> [Exercise objective]
Each line that holds the word "content" is to be identified and copied.

Entries taken from a collection:

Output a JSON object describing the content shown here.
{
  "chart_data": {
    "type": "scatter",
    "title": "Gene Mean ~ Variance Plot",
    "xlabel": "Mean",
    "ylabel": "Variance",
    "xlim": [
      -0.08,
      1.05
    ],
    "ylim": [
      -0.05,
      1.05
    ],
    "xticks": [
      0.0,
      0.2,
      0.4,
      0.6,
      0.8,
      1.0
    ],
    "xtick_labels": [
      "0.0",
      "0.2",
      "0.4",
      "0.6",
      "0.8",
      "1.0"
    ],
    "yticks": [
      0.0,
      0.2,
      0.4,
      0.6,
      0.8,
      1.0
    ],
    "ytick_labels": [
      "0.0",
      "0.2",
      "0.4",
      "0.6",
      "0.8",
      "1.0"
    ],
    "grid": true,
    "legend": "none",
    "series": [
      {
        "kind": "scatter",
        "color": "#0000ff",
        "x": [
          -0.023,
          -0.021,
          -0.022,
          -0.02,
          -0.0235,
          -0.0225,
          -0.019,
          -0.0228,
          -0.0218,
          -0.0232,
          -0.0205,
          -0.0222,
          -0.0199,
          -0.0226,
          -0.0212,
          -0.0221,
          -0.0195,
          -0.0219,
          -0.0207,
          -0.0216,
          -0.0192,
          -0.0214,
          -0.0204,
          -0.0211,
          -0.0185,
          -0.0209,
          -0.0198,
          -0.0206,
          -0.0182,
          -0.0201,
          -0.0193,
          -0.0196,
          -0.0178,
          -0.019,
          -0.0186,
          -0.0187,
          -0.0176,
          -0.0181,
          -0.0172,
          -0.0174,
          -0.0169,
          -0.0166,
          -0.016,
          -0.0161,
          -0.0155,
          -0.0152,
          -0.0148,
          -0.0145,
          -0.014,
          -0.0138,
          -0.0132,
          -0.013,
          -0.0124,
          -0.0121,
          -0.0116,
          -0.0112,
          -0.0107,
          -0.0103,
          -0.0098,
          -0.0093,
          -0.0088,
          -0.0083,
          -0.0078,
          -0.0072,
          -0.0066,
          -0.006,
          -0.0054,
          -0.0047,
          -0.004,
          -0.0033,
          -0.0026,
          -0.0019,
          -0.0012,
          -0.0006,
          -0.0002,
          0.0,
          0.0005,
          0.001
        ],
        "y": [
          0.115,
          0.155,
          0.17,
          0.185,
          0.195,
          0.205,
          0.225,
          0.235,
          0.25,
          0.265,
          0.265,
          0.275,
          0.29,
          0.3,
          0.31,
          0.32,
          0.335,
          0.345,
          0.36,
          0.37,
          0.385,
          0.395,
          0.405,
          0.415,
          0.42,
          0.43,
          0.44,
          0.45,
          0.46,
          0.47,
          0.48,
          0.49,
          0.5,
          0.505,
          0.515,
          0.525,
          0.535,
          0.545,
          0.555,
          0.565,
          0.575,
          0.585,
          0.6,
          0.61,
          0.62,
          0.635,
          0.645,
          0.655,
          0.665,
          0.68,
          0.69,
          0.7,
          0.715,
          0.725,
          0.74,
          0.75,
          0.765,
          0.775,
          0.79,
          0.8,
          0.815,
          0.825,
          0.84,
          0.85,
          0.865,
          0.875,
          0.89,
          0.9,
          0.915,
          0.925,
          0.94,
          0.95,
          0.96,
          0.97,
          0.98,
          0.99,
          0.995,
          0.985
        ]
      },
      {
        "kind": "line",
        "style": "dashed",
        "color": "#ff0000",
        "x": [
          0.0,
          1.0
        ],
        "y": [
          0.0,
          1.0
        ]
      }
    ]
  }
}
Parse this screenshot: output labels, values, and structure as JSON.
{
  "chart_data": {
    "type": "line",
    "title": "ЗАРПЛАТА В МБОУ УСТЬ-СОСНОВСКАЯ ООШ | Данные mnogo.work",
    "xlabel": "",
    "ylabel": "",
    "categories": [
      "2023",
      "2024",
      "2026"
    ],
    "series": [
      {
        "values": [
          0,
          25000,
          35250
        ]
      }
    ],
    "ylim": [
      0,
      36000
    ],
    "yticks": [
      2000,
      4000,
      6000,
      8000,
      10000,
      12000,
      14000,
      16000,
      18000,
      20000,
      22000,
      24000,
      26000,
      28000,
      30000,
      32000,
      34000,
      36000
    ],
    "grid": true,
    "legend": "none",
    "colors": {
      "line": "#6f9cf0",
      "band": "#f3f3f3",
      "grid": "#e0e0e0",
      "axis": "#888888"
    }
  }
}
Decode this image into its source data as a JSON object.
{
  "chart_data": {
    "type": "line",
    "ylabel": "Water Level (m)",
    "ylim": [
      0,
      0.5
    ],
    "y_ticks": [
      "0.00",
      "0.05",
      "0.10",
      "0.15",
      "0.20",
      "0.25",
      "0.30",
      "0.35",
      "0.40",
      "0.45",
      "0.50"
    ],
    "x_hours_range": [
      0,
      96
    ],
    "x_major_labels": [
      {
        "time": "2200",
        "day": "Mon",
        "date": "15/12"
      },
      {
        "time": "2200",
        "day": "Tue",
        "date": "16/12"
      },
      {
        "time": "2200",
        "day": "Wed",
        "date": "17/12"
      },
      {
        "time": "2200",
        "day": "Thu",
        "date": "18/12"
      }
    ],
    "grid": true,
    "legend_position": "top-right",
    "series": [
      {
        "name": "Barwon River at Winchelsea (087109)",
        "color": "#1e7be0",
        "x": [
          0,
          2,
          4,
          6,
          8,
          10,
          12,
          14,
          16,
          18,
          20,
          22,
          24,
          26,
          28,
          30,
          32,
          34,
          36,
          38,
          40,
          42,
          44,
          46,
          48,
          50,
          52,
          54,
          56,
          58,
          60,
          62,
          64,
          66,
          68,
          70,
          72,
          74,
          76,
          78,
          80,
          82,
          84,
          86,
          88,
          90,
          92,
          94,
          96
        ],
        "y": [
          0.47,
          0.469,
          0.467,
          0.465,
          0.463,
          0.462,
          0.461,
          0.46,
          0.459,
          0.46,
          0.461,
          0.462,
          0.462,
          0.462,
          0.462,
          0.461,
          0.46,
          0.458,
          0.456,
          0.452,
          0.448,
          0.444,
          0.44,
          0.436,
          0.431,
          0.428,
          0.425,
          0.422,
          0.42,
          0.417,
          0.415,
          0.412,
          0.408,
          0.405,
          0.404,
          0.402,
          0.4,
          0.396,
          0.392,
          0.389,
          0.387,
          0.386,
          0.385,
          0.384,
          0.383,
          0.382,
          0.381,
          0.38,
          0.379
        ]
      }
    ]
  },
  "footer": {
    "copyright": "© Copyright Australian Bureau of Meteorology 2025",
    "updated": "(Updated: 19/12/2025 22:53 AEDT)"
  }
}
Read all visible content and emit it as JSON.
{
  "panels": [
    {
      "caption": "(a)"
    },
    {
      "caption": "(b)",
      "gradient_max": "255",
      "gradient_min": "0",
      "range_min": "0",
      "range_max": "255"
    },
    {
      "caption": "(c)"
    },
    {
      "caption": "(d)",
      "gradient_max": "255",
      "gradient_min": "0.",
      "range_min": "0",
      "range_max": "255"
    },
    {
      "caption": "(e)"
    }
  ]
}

> [Response to the exercise]
Output a JSON object describing the content shown here.
Read all visible content and emit it as JSON.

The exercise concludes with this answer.